-- BEGIN SUPPLIED DATA --

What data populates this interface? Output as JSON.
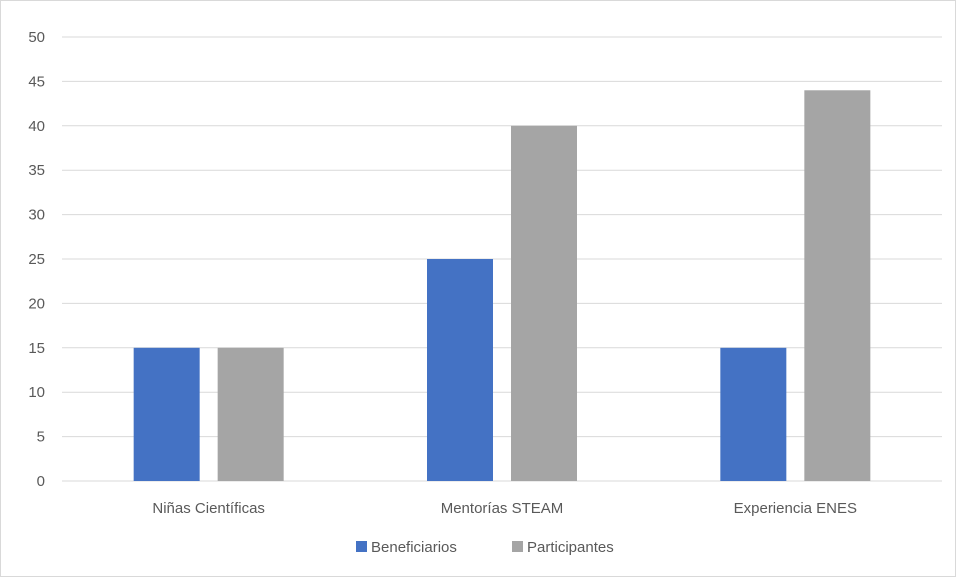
{
  "chart_data": {
    "type": "bar",
    "categories": [
      "Niñas Científicas",
      "Mentorías STEAM",
      "Experiencia ENES"
    ],
    "series": [
      {
        "name": "Beneficiarios",
        "values": [
          15,
          25,
          15
        ],
        "color": "#4472c4"
      },
      {
        "name": "Participantes",
        "values": [
          15,
          40,
          44
        ],
        "color": "#a5a5a5"
      }
    ],
    "ylim": [
      0,
      50
    ],
    "yticks": [
      "0",
      "5",
      "10",
      "15",
      "20",
      "25",
      "30",
      "35",
      "40",
      "45",
      "50"
    ],
    "grid": true,
    "legend_position": "bottom",
    "title": "",
    "xlabel": "",
    "ylabel": ""
  },
  "colors": {
    "gridline": "#d9d9d9",
    "text": "#595959"
  }
}
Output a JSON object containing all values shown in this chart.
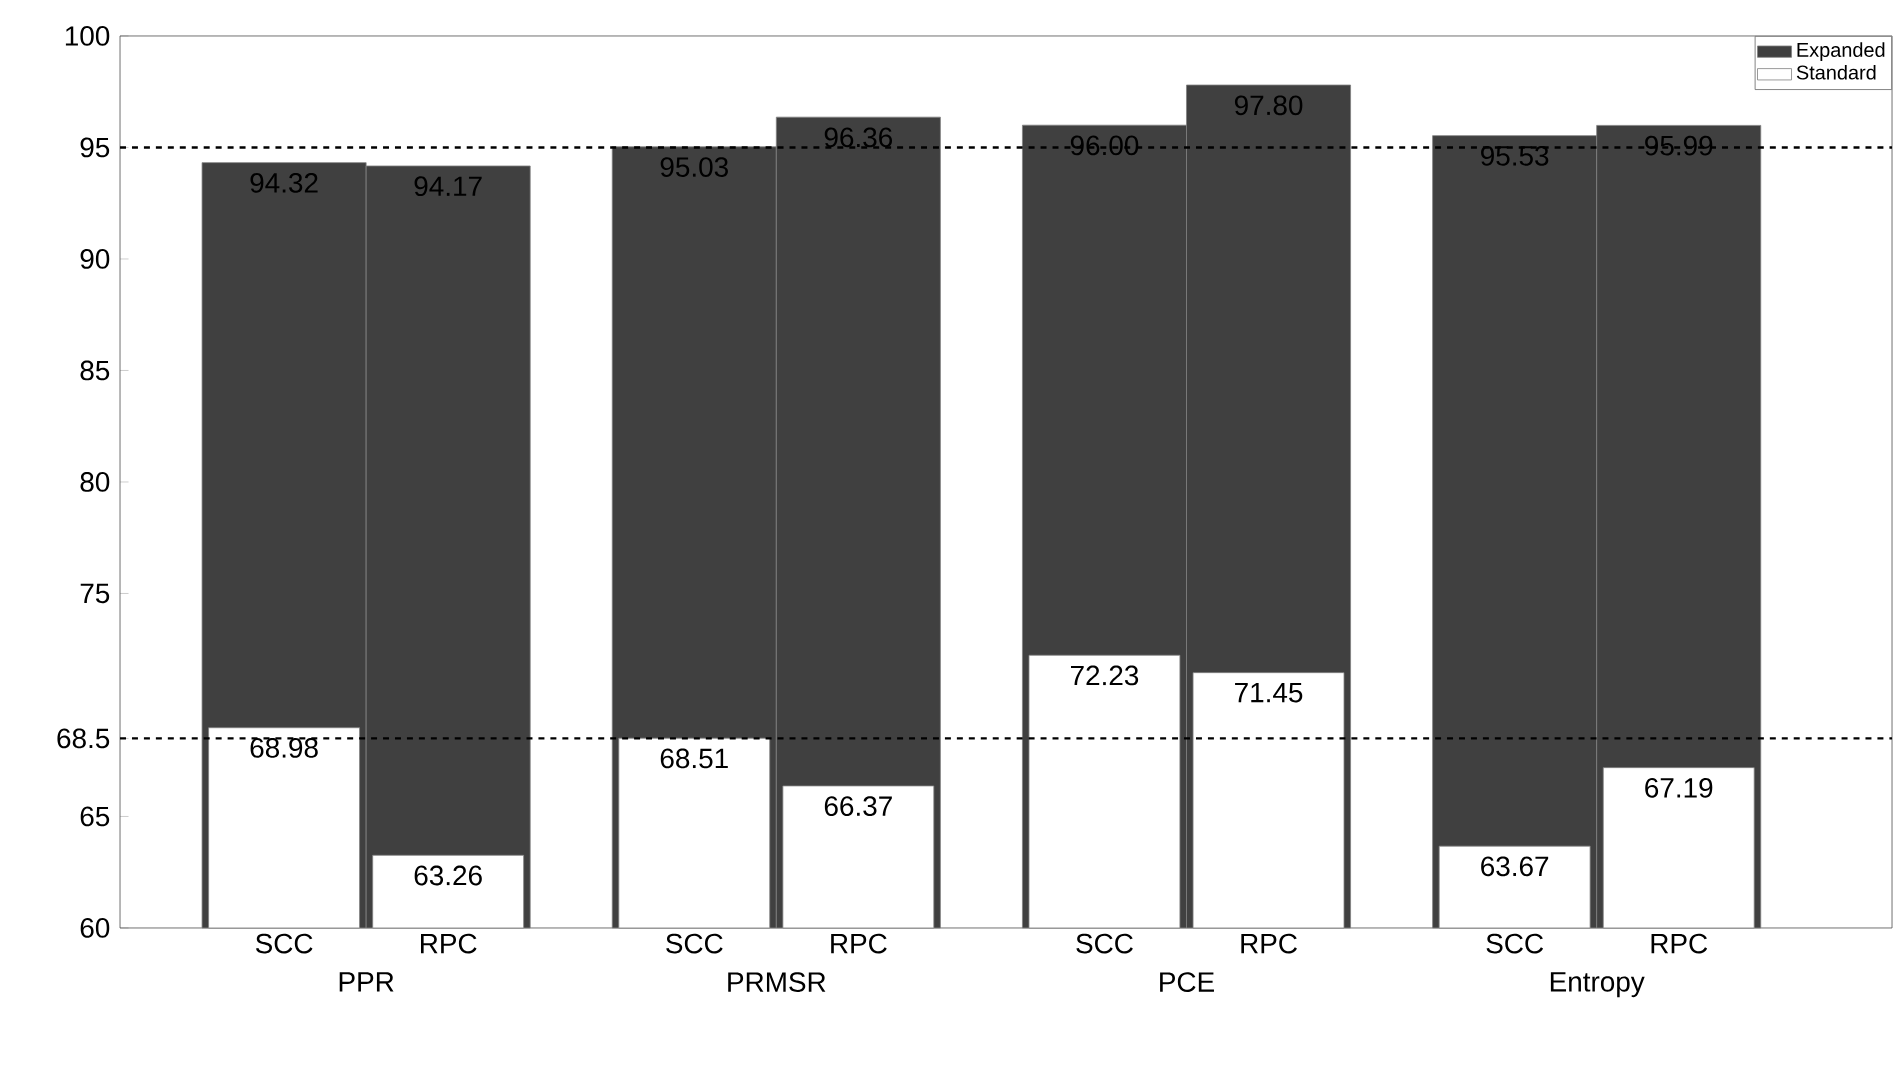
{
  "chart_data": {
    "type": "bar",
    "categories": [
      "SCC",
      "RPC",
      null,
      "SCC",
      "RPC",
      null,
      "SCC",
      "RPC",
      null,
      "SCC",
      "RPC"
    ],
    "series": [
      {
        "name": "Expanded",
        "color": "#404040",
        "values": [
          94.32,
          94.17,
          null,
          95.03,
          96.36,
          null,
          96.0,
          97.8,
          null,
          95.53,
          95.99
        ],
        "value_labels": [
          "94.32",
          "94.17",
          null,
          "95.03",
          "96.36",
          null,
          "96.00",
          "97.80",
          null,
          "95.53",
          "95.99"
        ]
      },
      {
        "name": "Standard",
        "color": "#ffffff",
        "values": [
          68.98,
          63.26,
          null,
          68.51,
          66.37,
          null,
          72.23,
          71.45,
          null,
          63.67,
          67.19
        ],
        "value_labels": [
          "68.98",
          "63.26",
          null,
          "68.51",
          "66.37",
          null,
          "72.23",
          "71.45",
          null,
          "63.67",
          "67.19"
        ]
      }
    ],
    "ylim": [
      60,
      100
    ],
    "yticks": [
      60,
      65,
      68.5,
      75,
      80,
      85,
      90,
      95,
      100
    ],
    "ref_lines": [
      {
        "axis": "y",
        "value": 95,
        "line_style": "dashed",
        "color": "#000000"
      },
      {
        "axis": "y",
        "value": 68.5,
        "line_style": "dashed",
        "color": "#000000"
      }
    ],
    "legend": "top right",
    "annotations": [
      "PPR",
      "PRMSR",
      "PCE",
      "Entropy"
    ]
  }
}
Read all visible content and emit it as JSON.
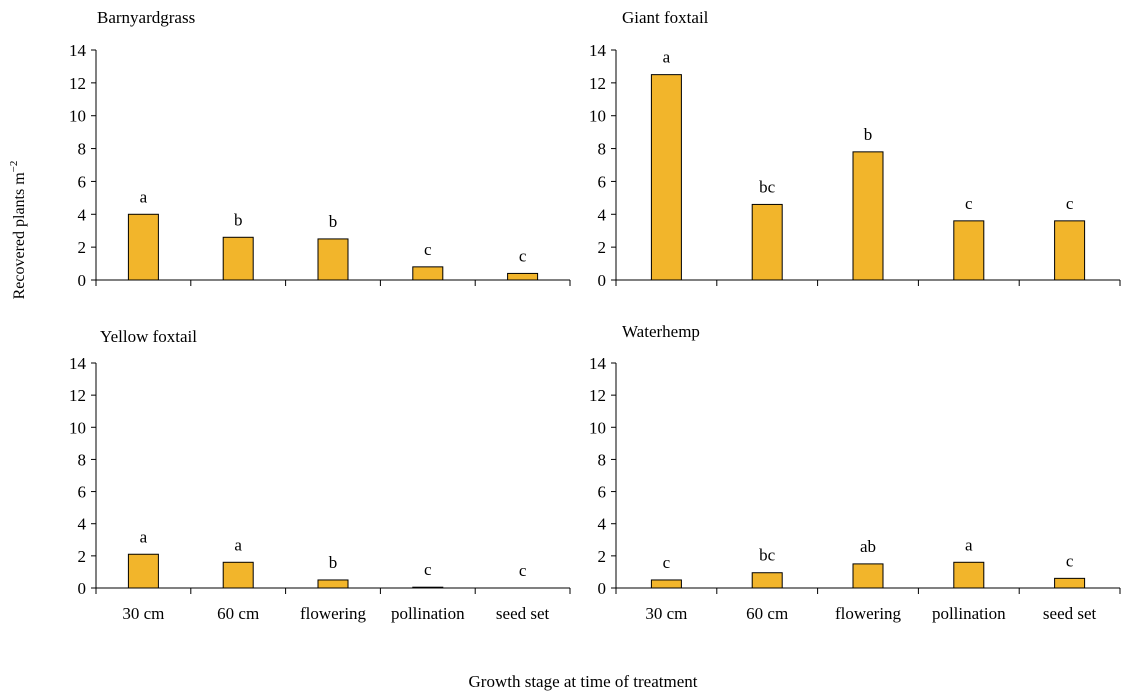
{
  "figure": {
    "ylabel": "Recovered plants m",
    "ylabel_sup": "−2",
    "xlabel": "Growth stage at time of treatment"
  },
  "chart_data": [
    {
      "type": "bar",
      "title": "Barnyardgrass",
      "categories": [
        "30 cm",
        "60 cm",
        "flowering",
        "pollination",
        "seed set"
      ],
      "values": [
        4.0,
        2.6,
        2.5,
        0.8,
        0.4
      ],
      "letters": [
        "a",
        "b",
        "b",
        "c",
        "c"
      ],
      "ylim": [
        0,
        14
      ],
      "yticks": [
        0,
        2,
        4,
        6,
        8,
        10,
        12,
        14
      ],
      "show_xlabels": false
    },
    {
      "type": "bar",
      "title": "Giant foxtail",
      "categories": [
        "30 cm",
        "60 cm",
        "flowering",
        "pollination",
        "seed set"
      ],
      "values": [
        12.5,
        4.6,
        7.8,
        3.6,
        3.6
      ],
      "letters": [
        "a",
        "bc",
        "b",
        "c",
        "c"
      ],
      "ylim": [
        0,
        14
      ],
      "yticks": [
        0,
        2,
        4,
        6,
        8,
        10,
        12,
        14
      ],
      "show_xlabels": false
    },
    {
      "type": "bar",
      "title": "Yellow foxtail",
      "categories": [
        "30 cm",
        "60 cm",
        "flowering",
        "pollination",
        "seed set"
      ],
      "values": [
        2.1,
        1.6,
        0.5,
        0.05,
        0.0
      ],
      "letters": [
        "a",
        "a",
        "b",
        "c",
        "c"
      ],
      "ylim": [
        0,
        14
      ],
      "yticks": [
        0,
        2,
        4,
        6,
        8,
        10,
        12,
        14
      ],
      "show_xlabels": true
    },
    {
      "type": "bar",
      "title": "Waterhemp",
      "categories": [
        "30 cm",
        "60 cm",
        "flowering",
        "pollination",
        "seed set"
      ],
      "values": [
        0.5,
        0.95,
        1.5,
        1.6,
        0.6
      ],
      "letters": [
        "c",
        "bc",
        "ab",
        "a",
        "c"
      ],
      "ylim": [
        0,
        14
      ],
      "yticks": [
        0,
        2,
        4,
        6,
        8,
        10,
        12,
        14
      ],
      "show_xlabels": true
    }
  ],
  "colors": {
    "bar_fill": "#F2B52B",
    "bar_stroke": "#000000",
    "axis": "#000000"
  }
}
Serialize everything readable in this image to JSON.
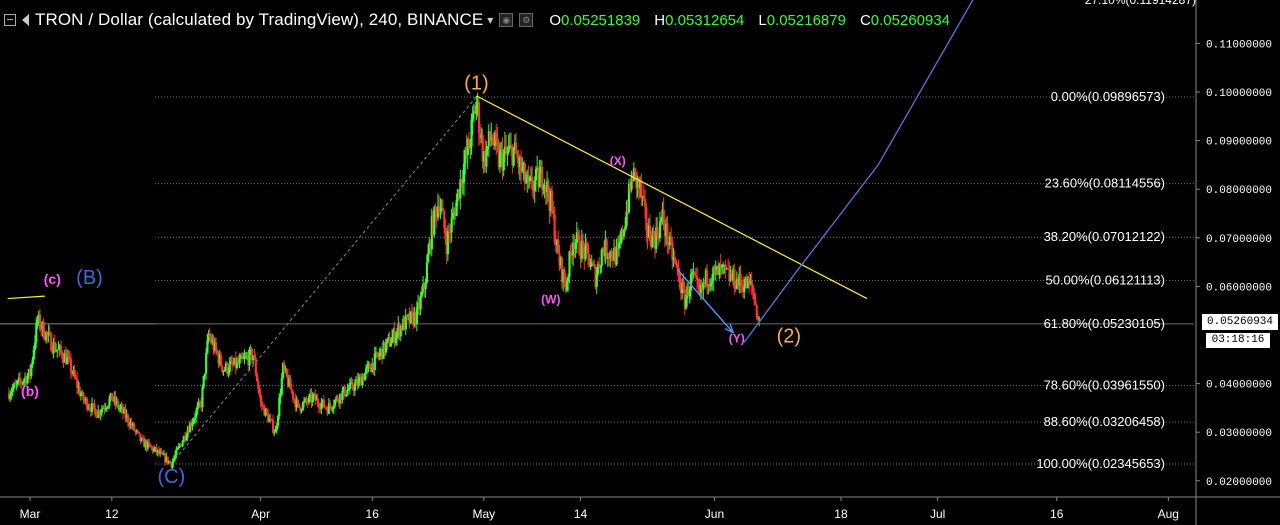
{
  "header": {
    "title": "TRON / Dollar (calculated by TradingView), 240, BINANCE",
    "open_key": "O",
    "open": "0.05251839",
    "high_key": "H",
    "high": "0.05312654",
    "low_key": "L",
    "low": "0.05216879",
    "close_key": "C",
    "close": "0.05260934"
  },
  "price_tag": "0.05260934",
  "countdown": "03:18:16",
  "colors": {
    "background": "#000000",
    "up": "#33ff33",
    "down": "#ff3333",
    "trendline": "#ffee33",
    "projection": "#5577dd",
    "fib_level_text": "#ffffff",
    "grid": "#555555",
    "wave_primary": "#ffaa44",
    "wave_minor": "#ff55ff",
    "wave_abc": "#4466dd"
  },
  "chart_data": {
    "type": "candlestick",
    "symbol": "TRXUSD",
    "interval": "240",
    "y_axis": {
      "ticks": [
        "0.11000000",
        "0.10000000",
        "0.09000000",
        "0.08000000",
        "0.07000000",
        "0.06000000",
        "0.04000000",
        "0.03000000",
        "0.02000000"
      ],
      "tick_values": [
        0.11,
        0.1,
        0.09,
        0.08,
        0.07,
        0.06,
        0.04,
        0.03,
        0.02
      ],
      "top_partial": "27.10%(0.11914287)",
      "range": [
        0.0175,
        0.1215
      ]
    },
    "x_axis": {
      "ticks": [
        "Mar",
        "12",
        "Apr",
        "16",
        "May",
        "14",
        "Jun",
        "18",
        "Jul",
        "16",
        "Aug"
      ],
      "tick_days": [
        0,
        11,
        31,
        46,
        61,
        74,
        92,
        109,
        122,
        138,
        153
      ],
      "range_days": [
        0,
        160
      ]
    },
    "fib_levels": [
      {
        "label": "0.00%(0.09896573)",
        "value": 0.09896573
      },
      {
        "label": "23.60%(0.08114556)",
        "value": 0.08114556
      },
      {
        "label": "38.20%(0.07012122)",
        "value": 0.07012122
      },
      {
        "label": "50.00%(0.06121113)",
        "value": 0.06121113
      },
      {
        "label": "61.80%(0.05230105)",
        "value": 0.05230105
      },
      {
        "label": "78.60%(0.03961550)",
        "value": 0.0396155
      },
      {
        "label": "88.60%(0.03206458)",
        "value": 0.03206458
      },
      {
        "label": "100.00%(0.02345653)",
        "value": 0.02345653
      }
    ],
    "price_path": [
      {
        "d": -3,
        "p": 0.038
      },
      {
        "d": 0,
        "p": 0.042
      },
      {
        "d": 1,
        "p": 0.053
      },
      {
        "d": 3,
        "p": 0.048
      },
      {
        "d": 5,
        "p": 0.045
      },
      {
        "d": 7,
        "p": 0.037
      },
      {
        "d": 9,
        "p": 0.034
      },
      {
        "d": 11,
        "p": 0.037
      },
      {
        "d": 13,
        "p": 0.033
      },
      {
        "d": 15,
        "p": 0.028
      },
      {
        "d": 17,
        "p": 0.026
      },
      {
        "d": 19,
        "p": 0.0235
      },
      {
        "d": 21,
        "p": 0.03
      },
      {
        "d": 23,
        "p": 0.036
      },
      {
        "d": 24,
        "p": 0.05
      },
      {
        "d": 26,
        "p": 0.043
      },
      {
        "d": 28,
        "p": 0.044
      },
      {
        "d": 30,
        "p": 0.046
      },
      {
        "d": 31,
        "p": 0.036
      },
      {
        "d": 33,
        "p": 0.03
      },
      {
        "d": 34,
        "p": 0.043
      },
      {
        "d": 36,
        "p": 0.035
      },
      {
        "d": 38,
        "p": 0.037
      },
      {
        "d": 40,
        "p": 0.035
      },
      {
        "d": 42,
        "p": 0.038
      },
      {
        "d": 44,
        "p": 0.04
      },
      {
        "d": 46,
        "p": 0.044
      },
      {
        "d": 48,
        "p": 0.048
      },
      {
        "d": 50,
        "p": 0.052
      },
      {
        "d": 52,
        "p": 0.054
      },
      {
        "d": 53,
        "p": 0.06
      },
      {
        "d": 54,
        "p": 0.072
      },
      {
        "d": 55,
        "p": 0.078
      },
      {
        "d": 56,
        "p": 0.069
      },
      {
        "d": 57,
        "p": 0.075
      },
      {
        "d": 58,
        "p": 0.083
      },
      {
        "d": 59,
        "p": 0.089
      },
      {
        "d": 60,
        "p": 0.098
      },
      {
        "d": 61,
        "p": 0.086
      },
      {
        "d": 62,
        "p": 0.091
      },
      {
        "d": 63,
        "p": 0.086
      },
      {
        "d": 65,
        "p": 0.088
      },
      {
        "d": 67,
        "p": 0.08
      },
      {
        "d": 69,
        "p": 0.083
      },
      {
        "d": 70,
        "p": 0.077
      },
      {
        "d": 71,
        "p": 0.066
      },
      {
        "d": 72,
        "p": 0.06
      },
      {
        "d": 73,
        "p": 0.07
      },
      {
        "d": 75,
        "p": 0.066
      },
      {
        "d": 76,
        "p": 0.062
      },
      {
        "d": 77,
        "p": 0.068
      },
      {
        "d": 79,
        "p": 0.066
      },
      {
        "d": 80,
        "p": 0.074
      },
      {
        "d": 81,
        "p": 0.083
      },
      {
        "d": 82,
        "p": 0.08
      },
      {
        "d": 83,
        "p": 0.071
      },
      {
        "d": 84,
        "p": 0.07
      },
      {
        "d": 85,
        "p": 0.074
      },
      {
        "d": 86,
        "p": 0.068
      },
      {
        "d": 87,
        "p": 0.063
      },
      {
        "d": 88,
        "p": 0.057
      },
      {
        "d": 89,
        "p": 0.062
      },
      {
        "d": 90,
        "p": 0.058
      },
      {
        "d": 91,
        "p": 0.062
      },
      {
        "d": 93,
        "p": 0.063
      },
      {
        "d": 95,
        "p": 0.061
      },
      {
        "d": 97,
        "p": 0.06
      },
      {
        "d": 98,
        "p": 0.0525
      }
    ],
    "annotations": [
      {
        "text": "(1)",
        "d": 60,
        "p": 0.1005,
        "color": "#ffaa44",
        "size": 20
      },
      {
        "text": "(2)",
        "d": 102,
        "p": 0.0485,
        "color": "#ffaa44",
        "size": 20
      },
      {
        "text": "(X)",
        "d": 79,
        "p": 0.085,
        "color": "#ff55ff",
        "size": 12
      },
      {
        "text": "(W)",
        "d": 70,
        "p": 0.0565,
        "color": "#ff55ff",
        "size": 12
      },
      {
        "text": "(Y)",
        "d": 95,
        "p": 0.0485,
        "color": "#ff55ff",
        "size": 12
      },
      {
        "text": "(c)",
        "d": 3,
        "p": 0.0605,
        "color": "#ff55ff",
        "size": 14
      },
      {
        "text": "(B)",
        "d": 8,
        "p": 0.0605,
        "color": "#4466dd",
        "size": 20
      },
      {
        "text": "(b)",
        "d": 0,
        "p": 0.0375,
        "color": "#ff55ff",
        "size": 14
      },
      {
        "text": "(C)",
        "d": 19,
        "p": 0.0195,
        "color": "#4466dd",
        "size": 20
      }
    ],
    "trendline": {
      "from": {
        "d": 60,
        "p": 0.0992
      },
      "to": {
        "d": 112.5,
        "p": 0.0575
      }
    },
    "fib_anchor_line": {
      "from": {
        "d": 19,
        "p": 0.0235
      },
      "to": {
        "d": 60,
        "p": 0.099
      }
    },
    "small_yellow_line": {
      "from": {
        "d": -3,
        "p": 0.0575
      },
      "to": {
        "d": 2,
        "p": 0.058
      }
    },
    "projection_line": [
      {
        "d": 96,
        "p": 0.0485
      },
      {
        "d": 103,
        "p": 0.063
      },
      {
        "d": 114,
        "p": 0.085
      },
      {
        "d": 129,
        "p": 0.125
      }
    ],
    "yx_arrow": {
      "from": {
        "d": 87,
        "p": 0.0635
      },
      "to": {
        "d": 94.5,
        "p": 0.0505
      }
    }
  }
}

-- END SUPPLIED DATA --

Each line of the data that includes the word "title" counts once; report the total and nothing more.

THE REPLY:
6